**What the task asks**:
Each line that includes "亿元人民币" counts once; give the total and nothing besides.

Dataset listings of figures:
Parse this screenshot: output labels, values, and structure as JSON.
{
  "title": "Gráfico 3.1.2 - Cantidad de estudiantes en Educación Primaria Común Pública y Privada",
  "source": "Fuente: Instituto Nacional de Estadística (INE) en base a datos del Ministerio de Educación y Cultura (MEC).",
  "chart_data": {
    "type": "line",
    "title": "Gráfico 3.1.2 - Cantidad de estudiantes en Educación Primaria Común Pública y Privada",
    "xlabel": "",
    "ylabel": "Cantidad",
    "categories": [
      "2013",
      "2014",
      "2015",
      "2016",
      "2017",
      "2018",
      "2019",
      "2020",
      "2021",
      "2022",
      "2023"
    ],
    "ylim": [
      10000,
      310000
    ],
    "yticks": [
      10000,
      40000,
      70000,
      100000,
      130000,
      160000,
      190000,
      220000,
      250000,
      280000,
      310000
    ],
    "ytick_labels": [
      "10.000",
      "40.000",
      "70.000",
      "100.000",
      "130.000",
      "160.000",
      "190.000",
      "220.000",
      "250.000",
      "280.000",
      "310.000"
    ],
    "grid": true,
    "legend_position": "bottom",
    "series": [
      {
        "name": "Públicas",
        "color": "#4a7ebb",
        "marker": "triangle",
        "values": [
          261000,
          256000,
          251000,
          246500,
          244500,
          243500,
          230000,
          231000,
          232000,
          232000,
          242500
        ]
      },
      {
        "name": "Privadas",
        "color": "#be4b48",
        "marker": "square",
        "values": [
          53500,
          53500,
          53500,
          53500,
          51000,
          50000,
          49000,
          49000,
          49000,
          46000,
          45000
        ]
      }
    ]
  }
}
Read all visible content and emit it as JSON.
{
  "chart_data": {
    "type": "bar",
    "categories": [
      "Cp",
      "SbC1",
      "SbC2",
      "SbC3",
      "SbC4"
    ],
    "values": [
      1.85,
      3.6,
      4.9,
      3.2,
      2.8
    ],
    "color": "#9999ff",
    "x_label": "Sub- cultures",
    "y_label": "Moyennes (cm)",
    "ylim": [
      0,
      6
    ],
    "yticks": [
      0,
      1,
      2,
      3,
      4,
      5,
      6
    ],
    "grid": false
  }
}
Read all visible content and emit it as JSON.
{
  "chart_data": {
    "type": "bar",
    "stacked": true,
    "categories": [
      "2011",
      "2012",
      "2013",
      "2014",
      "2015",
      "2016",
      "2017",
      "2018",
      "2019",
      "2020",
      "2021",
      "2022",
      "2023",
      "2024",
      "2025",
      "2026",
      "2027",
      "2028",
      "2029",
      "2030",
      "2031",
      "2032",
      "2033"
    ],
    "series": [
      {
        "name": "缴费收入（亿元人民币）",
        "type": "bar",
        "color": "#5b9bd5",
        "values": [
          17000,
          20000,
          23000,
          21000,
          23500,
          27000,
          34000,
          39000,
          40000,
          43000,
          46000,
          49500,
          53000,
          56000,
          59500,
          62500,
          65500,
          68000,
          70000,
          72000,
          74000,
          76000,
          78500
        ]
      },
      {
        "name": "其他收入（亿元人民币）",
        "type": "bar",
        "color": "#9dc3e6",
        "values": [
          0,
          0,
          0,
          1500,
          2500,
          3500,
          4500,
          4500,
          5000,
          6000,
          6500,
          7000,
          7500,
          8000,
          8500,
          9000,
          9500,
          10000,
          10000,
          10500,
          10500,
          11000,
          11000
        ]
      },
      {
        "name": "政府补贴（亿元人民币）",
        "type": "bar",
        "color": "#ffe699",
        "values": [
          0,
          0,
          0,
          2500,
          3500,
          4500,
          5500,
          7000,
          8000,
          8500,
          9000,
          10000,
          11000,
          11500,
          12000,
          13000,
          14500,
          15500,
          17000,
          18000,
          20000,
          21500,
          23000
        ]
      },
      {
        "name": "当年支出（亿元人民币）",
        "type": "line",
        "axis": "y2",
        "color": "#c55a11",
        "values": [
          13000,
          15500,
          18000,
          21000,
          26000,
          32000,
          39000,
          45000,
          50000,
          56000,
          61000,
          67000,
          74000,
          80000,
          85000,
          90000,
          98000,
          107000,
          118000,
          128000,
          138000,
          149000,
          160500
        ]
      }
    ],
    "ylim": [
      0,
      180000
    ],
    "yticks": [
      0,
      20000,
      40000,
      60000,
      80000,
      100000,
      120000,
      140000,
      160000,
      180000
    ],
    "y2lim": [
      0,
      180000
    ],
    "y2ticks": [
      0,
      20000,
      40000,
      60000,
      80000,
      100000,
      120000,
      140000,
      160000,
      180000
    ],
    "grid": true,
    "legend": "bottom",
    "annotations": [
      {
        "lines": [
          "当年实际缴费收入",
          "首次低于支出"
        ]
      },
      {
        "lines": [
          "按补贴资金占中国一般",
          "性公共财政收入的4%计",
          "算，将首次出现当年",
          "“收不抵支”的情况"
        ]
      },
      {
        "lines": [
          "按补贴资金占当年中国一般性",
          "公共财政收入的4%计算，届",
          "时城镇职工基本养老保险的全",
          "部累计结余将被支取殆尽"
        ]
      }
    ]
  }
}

**Full answer**:
4